INSTRUCTION.
Would you write out the entries below, every one of them, exactly?

-- INFORMATION GIVEN start --

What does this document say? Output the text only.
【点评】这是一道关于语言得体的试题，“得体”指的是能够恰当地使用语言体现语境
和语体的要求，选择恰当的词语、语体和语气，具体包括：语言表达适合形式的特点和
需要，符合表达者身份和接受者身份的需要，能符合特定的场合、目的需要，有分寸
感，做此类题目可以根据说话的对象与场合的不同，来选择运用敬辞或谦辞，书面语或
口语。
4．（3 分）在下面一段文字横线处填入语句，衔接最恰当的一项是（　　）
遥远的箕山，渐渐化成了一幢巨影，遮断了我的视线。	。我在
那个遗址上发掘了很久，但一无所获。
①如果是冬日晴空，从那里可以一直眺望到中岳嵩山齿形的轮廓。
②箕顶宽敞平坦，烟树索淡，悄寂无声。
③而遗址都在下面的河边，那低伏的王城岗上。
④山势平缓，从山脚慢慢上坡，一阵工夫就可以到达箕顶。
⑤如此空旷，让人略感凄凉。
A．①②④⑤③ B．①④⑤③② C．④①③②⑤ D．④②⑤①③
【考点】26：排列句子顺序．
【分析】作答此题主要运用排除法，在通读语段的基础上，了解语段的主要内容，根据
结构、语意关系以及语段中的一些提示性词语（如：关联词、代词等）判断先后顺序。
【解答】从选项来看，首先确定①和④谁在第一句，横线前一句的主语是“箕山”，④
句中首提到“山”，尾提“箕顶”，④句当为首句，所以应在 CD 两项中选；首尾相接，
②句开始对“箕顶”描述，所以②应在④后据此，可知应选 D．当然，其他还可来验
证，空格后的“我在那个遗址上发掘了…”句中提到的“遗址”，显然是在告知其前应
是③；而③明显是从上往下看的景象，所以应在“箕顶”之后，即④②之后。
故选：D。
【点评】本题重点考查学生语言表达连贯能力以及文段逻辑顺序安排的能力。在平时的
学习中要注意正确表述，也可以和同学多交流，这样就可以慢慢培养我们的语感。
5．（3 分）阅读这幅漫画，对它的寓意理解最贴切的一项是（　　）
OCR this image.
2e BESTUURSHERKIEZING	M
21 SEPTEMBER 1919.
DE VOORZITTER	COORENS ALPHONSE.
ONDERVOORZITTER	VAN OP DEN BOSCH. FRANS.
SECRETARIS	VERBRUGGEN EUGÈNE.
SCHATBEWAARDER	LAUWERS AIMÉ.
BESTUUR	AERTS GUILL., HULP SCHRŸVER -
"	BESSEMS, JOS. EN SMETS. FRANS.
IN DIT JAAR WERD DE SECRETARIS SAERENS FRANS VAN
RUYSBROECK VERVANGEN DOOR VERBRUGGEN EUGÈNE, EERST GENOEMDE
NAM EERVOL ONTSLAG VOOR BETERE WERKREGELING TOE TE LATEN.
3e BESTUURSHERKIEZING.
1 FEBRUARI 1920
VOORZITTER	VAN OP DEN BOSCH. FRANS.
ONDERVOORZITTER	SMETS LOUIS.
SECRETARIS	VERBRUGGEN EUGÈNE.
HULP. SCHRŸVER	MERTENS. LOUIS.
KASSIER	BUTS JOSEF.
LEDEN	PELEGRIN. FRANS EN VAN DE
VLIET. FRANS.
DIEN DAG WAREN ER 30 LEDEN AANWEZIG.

-- INFORMATION GIVEN end --

THE REPLY.
What does this document say? Output the text only.
【点评】这是一道关于语言得体的试题，“得体”指的是能够恰当地使用语言体现语境
和语体的要求，选择恰当的词语、语体和语气，具体包括：语言表达适合形式的特点和
需要，符合表达者身份和接受者身份的需要，能符合特定的场合、目的需要，有分寸
感，做此类题目可以根据说话的对象与场合的不同，来选择运用敬辞或谦辞，书面语或
口语。
4．（3 分）在下面一段文字横线处填入语句，衔接最恰当的一项是（　　）
遥远的箕山，渐渐化成了一幢巨影，遮断了我的视线。	。我在
那个遗址上发掘了很久，但一无所获。
①如果是冬日晴空，从那里可以一直眺望到中岳嵩山齿形的轮廓。
②箕顶宽敞平坦，烟树索淡，悄寂无声。
③而遗址都在下面的河边，那低伏的王城岗上。
④山势平缓，从山脚慢慢上坡，一阵工夫就可以到达箕顶。
⑤如此空旷，让人略感凄凉。
A．①②④⑤③ B．①④⑤③② C．④①③②⑤ D．④②⑤①③
【考点】26：排列句子顺序．
【分析】作答此题主要运用排除法，在通读语段的基础上，了解语段的主要内容，根据
结构、语意关系以及语段中的一些提示性词语（如：关联词、代词等）判断先后顺序。
【解答】从选项来看，首先确定①和④谁在第一句，横线前一句的主语是“箕山”，④
句中首提到“山”，尾提“箕顶”，④句当为首句，所以应在 CD 两项中选；首尾相接，
②句开始对“箕顶”描述，所以②应在④后据此，可知应选 D．当然，其他还可来验
证，空格后的“我在那个遗址上发掘了…”句中提到的“遗址”，显然是在告知其前应
是③；而③明显是从上往下看的景象，所以应在“箕顶”之后，即④②之后。
故选：D。
【点评】本题重点考查学生语言表达连贯能力以及文段逻辑顺序安排的能力。在平时的
学习中要注意正确表述，也可以和同学多交流，这样就可以慢慢培养我们的语感。
5．（3 分）阅读这幅漫画，对它的寓意理解最贴切的一项是（　　）
OCR this image.
2e BESTUURSHERKIEZING	M
21 SEPTEMBER 1919.
DE VOORZITTER	COORENS ALPHONSE.
ONDERVOORZITTER	VAN OP DEN BOSCH. FRANS.
SECRETARIS	VERBRUGGEN EUGÈNE.
SCHATBEWAARDER	LAUWERS AIMÉ.
BESTUUR	AERTS GUILL., HULP SCHRŸVER -
"	BESSEMS, JOS. EN SMETS. FRANS.
IN DIT JAAR WERD DE SECRETARIS SAERENS FRANS VAN
RUYSBROECK VERVANGEN DOOR VERBRUGGEN EUGÈNE, EERST GENOEMDE
NAM EERVOL ONTSLAG VOOR BETERE WERKREGELING TOE TE LATEN.
3e BESTUURSHERKIEZING.
1 FEBRUARI 1920
VOORZITTER	VAN OP DEN BOSCH. FRANS.
ONDERVOORZITTER	SMETS LOUIS.
SECRETARIS	VERBRUGGEN EUGÈNE.
HULP. SCHRŸVER	MERTENS. LOUIS.
KASSIER	BUTS JOSEF.
LEDEN	PELEGRIN. FRANS EN VAN DE
VLIET. FRANS.
DIEN DAG WAREN ER 30 LEDEN AANWEZIG.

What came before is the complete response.